The task: Make an exact copy of the entries below.

Listed records:
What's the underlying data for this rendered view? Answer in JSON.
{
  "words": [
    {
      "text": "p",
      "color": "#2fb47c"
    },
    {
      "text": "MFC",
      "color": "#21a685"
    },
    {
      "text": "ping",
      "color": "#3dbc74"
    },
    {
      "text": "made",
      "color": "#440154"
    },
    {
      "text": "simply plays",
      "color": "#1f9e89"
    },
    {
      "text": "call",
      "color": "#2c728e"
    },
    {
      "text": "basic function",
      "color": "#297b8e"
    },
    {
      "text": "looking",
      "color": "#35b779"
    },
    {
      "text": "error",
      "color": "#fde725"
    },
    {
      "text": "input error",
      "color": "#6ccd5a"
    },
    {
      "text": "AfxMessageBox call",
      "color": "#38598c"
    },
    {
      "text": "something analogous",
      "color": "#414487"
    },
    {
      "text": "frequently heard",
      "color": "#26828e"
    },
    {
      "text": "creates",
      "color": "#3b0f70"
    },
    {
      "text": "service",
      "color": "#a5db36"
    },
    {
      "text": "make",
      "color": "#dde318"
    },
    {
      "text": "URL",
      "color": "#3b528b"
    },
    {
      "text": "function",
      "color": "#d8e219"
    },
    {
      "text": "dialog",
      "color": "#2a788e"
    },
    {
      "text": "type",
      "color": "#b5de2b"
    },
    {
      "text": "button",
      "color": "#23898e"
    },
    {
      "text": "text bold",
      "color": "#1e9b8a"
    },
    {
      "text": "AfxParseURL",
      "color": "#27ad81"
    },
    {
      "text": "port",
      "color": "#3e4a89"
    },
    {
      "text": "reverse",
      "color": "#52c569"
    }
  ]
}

Result for this task:
What's the underlying data for this rendered view? Answer in JSON.
{
  "words": [
    {
      "text": "p",
      "color": "#2fb47c"
    },
    {
      "text": "MFC",
      "color": "#21a685"
    },
    {
      "text": "ping",
      "color": "#3dbc74"
    },
    {
      "text": "made",
      "color": "#440154"
    },
    {
      "text": "simply plays",
      "color": "#1f9e89"
    },
    {
      "text": "call",
      "color": "#2c728e"
    },
    {
      "text": "basic function",
      "color": "#297b8e"
    },
    {
      "text": "looking",
      "color": "#35b779"
    },
    {
      "text": "error",
      "color": "#fde725"
    },
    {
      "text": "input error",
      "color": "#6ccd5a"
    },
    {
      "text": "AfxMessageBox call",
      "color": "#38598c"
    },
    {
      "text": "something analogous",
      "color": "#414487"
    },
    {
      "text": "frequently heard",
      "color": "#26828e"
    },
    {
      "text": "creates",
      "color": "#3b0f70"
    },
    {
      "text": "service",
      "color": "#a5db36"
    },
    {
      "text": "make",
      "color": "#dde318"
    },
    {
      "text": "URL",
      "color": "#3b528b"
    },
    {
      "text": "function",
      "color": "#d8e219"
    },
    {
      "text": "dialog",
      "color": "#2a788e"
    },
    {
      "text": "type",
      "color": "#b5de2b"
    },
    {
      "text": "button",
      "color": "#23898e"
    },
    {
      "text": "text bold",
      "color": "#1e9b8a"
    },
    {
      "text": "AfxParseURL",
      "color": "#27ad81"
    },
    {
      "text": "port",
      "color": "#3e4a89"
    },
    {
      "text": "reverse",
      "color": "#52c569"
    }
  ]
}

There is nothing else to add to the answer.